§ Information given
- - -
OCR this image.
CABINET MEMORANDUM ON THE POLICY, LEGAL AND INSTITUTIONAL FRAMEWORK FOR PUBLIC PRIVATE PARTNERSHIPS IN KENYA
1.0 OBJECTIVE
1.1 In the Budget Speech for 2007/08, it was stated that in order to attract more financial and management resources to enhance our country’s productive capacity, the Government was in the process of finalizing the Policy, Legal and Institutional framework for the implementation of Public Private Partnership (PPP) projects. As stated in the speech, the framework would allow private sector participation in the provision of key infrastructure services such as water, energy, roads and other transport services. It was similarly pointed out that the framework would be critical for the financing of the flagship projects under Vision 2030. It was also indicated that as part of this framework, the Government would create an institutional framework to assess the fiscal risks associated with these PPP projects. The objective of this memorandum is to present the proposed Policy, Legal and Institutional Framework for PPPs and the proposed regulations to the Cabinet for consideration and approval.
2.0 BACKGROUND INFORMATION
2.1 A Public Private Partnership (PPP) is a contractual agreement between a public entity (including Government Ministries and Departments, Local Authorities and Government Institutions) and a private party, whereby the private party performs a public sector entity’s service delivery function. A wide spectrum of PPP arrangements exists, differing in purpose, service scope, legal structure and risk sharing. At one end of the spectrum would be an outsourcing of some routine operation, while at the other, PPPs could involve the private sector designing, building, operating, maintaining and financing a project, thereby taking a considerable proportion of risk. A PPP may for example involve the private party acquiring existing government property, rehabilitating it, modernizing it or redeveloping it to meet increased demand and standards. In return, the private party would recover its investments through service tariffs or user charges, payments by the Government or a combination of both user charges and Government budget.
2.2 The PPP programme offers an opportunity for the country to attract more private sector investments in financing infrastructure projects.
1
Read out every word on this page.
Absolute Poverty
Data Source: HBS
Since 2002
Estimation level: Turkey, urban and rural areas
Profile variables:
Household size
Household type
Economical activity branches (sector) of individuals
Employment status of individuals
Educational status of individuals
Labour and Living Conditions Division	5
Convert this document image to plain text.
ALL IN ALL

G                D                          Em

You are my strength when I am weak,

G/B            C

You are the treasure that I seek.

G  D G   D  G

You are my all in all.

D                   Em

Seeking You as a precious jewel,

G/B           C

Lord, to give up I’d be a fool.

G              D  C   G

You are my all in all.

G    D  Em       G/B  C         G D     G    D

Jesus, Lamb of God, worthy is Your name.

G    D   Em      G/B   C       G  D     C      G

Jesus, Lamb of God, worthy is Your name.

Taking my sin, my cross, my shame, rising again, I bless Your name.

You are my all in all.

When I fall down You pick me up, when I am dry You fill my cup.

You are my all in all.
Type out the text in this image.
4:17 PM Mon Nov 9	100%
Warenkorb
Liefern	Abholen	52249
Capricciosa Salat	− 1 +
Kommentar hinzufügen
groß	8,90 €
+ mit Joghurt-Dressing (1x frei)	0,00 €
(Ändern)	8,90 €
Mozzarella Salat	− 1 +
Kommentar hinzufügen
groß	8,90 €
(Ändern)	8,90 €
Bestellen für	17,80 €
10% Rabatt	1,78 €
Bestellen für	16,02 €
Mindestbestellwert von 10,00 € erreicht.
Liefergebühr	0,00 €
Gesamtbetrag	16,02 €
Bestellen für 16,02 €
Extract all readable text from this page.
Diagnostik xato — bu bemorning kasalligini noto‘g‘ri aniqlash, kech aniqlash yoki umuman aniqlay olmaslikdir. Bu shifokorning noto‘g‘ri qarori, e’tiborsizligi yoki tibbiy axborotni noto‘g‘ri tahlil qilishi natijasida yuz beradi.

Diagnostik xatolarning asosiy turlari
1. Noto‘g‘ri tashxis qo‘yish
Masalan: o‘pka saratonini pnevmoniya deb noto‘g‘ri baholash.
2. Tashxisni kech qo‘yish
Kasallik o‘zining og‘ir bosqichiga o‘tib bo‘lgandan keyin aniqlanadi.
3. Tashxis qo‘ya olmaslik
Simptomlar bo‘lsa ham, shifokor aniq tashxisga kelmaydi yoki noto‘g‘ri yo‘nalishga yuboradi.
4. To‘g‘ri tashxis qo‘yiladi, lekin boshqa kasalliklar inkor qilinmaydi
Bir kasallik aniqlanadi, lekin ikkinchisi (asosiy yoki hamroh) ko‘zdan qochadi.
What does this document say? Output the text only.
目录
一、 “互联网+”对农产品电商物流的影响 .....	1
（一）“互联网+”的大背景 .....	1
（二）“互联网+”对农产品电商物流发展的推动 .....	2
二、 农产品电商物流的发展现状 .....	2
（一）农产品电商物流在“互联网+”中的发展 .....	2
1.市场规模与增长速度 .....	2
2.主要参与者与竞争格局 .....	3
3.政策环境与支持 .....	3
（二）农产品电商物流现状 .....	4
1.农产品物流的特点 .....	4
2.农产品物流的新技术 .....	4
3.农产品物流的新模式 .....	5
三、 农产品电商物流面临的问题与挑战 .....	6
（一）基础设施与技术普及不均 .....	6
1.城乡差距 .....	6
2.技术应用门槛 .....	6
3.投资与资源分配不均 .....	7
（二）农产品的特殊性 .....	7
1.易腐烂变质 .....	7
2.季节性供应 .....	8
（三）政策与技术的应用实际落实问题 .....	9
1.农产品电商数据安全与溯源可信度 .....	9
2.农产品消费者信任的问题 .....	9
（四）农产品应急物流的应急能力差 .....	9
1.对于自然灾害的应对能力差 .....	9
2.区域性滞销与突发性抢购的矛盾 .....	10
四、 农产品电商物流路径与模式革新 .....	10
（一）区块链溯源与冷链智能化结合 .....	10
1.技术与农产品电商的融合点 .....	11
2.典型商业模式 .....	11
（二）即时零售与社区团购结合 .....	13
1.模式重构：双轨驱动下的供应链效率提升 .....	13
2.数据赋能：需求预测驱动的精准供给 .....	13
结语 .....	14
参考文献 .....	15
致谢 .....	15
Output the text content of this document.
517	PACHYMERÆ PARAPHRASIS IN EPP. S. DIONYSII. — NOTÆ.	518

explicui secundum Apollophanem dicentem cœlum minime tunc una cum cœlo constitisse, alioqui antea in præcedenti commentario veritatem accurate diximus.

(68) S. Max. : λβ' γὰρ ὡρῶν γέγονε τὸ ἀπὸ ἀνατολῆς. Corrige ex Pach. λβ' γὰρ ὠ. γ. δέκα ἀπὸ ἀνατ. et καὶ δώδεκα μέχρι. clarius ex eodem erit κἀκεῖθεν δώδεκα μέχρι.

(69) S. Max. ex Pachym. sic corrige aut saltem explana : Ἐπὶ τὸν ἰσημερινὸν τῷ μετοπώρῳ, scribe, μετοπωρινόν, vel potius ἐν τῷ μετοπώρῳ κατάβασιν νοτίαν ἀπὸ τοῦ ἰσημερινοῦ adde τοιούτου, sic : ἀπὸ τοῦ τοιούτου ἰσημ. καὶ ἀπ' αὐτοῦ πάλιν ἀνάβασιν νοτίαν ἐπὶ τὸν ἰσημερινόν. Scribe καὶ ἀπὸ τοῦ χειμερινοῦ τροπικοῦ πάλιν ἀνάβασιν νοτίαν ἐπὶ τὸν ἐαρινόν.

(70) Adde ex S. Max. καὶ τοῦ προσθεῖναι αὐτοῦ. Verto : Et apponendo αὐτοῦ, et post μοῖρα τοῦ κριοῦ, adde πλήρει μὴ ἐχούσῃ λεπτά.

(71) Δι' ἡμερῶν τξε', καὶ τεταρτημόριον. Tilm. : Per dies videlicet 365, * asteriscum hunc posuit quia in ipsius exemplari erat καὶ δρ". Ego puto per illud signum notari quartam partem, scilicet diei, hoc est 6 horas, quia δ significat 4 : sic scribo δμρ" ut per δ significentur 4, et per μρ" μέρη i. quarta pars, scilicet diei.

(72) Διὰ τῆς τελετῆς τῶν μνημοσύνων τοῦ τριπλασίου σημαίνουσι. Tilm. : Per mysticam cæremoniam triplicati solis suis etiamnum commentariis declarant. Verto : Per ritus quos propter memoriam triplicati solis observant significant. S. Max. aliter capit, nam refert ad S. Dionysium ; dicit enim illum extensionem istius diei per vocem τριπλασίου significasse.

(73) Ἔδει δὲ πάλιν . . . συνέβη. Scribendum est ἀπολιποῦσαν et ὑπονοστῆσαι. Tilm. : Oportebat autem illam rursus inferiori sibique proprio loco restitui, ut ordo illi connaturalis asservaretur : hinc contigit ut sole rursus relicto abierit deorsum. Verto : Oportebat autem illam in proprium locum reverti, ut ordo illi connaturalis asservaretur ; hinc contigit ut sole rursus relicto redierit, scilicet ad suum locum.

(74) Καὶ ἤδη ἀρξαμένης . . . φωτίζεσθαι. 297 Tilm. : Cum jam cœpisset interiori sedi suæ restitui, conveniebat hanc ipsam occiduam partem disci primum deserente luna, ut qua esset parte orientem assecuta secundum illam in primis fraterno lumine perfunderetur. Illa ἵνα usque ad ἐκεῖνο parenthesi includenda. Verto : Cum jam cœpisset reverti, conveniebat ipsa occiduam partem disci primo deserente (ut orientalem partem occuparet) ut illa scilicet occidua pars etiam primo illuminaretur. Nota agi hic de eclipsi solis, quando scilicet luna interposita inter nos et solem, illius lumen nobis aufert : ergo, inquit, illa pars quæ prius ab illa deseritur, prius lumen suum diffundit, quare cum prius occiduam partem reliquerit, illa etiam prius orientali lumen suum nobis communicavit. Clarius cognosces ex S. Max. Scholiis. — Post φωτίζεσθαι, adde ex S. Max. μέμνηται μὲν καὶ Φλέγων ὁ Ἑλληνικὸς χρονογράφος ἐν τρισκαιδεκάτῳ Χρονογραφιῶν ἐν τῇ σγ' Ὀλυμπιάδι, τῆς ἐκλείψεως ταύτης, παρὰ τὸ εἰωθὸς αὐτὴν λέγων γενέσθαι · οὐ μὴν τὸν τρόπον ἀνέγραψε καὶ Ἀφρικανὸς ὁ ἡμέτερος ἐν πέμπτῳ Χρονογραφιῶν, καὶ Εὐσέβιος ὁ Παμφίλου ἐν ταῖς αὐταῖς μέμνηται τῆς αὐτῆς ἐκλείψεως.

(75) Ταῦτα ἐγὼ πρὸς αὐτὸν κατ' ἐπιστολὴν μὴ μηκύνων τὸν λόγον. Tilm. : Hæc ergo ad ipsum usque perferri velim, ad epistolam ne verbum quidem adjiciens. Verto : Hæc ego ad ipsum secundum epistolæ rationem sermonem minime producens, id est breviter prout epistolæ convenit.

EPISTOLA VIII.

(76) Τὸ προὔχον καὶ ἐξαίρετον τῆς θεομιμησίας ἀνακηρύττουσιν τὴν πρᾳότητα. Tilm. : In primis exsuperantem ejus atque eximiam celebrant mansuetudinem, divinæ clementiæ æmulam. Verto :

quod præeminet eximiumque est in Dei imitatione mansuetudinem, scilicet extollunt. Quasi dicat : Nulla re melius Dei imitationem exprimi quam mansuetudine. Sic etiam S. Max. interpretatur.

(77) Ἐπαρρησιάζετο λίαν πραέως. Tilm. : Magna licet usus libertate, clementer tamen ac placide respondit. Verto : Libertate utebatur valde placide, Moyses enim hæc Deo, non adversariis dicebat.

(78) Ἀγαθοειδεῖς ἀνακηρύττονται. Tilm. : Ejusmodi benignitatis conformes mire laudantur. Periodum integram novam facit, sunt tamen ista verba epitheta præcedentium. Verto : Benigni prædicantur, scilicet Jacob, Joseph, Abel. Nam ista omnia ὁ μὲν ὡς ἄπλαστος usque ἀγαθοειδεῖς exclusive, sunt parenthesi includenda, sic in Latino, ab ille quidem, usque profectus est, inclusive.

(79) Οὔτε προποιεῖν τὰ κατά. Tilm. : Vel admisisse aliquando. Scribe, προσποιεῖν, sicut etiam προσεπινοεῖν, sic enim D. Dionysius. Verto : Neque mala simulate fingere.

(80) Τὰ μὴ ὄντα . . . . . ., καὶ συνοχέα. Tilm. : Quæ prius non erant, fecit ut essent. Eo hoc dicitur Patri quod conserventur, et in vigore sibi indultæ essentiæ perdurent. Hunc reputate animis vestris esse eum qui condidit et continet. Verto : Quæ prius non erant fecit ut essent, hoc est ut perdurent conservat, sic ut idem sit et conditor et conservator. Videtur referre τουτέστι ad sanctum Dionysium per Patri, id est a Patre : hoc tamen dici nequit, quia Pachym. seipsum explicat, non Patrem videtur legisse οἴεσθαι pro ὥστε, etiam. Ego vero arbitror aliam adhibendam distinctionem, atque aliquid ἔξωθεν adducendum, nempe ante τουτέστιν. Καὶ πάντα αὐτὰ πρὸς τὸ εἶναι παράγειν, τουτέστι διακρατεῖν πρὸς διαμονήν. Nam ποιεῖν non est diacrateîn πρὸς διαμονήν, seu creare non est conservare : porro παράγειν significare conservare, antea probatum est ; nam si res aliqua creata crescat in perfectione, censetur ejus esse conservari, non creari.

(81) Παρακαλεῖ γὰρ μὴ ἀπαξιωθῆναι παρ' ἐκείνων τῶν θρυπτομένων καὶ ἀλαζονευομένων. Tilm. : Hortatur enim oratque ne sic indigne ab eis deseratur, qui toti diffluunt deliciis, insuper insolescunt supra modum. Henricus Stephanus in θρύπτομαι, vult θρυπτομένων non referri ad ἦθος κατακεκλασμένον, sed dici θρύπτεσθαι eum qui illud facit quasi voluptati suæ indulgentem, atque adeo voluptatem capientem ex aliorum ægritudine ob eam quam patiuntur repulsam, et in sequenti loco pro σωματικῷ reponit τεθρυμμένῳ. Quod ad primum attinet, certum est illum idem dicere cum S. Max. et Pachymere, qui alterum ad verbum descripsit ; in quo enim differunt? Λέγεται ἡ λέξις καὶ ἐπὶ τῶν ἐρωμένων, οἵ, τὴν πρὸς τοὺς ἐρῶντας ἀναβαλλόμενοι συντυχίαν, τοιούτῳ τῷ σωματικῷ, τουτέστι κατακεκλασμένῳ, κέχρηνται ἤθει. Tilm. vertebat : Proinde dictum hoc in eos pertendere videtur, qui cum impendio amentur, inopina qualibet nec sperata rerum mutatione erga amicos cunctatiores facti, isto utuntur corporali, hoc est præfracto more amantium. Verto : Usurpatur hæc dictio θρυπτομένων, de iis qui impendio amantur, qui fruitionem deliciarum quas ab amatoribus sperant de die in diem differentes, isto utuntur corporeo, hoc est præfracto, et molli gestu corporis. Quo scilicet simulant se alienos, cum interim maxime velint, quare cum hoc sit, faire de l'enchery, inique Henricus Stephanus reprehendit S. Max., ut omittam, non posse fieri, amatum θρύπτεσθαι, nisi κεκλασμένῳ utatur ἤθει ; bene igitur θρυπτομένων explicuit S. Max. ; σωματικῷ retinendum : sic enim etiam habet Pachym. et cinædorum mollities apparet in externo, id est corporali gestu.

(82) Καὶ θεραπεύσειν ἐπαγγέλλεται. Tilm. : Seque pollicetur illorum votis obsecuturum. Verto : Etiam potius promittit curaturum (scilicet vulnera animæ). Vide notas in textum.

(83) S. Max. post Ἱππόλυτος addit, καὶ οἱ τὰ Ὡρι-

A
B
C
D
- - -
§ Directions for this task
Report how many lines contain "projects". Give nothing but the number.

§ Answer to this task
2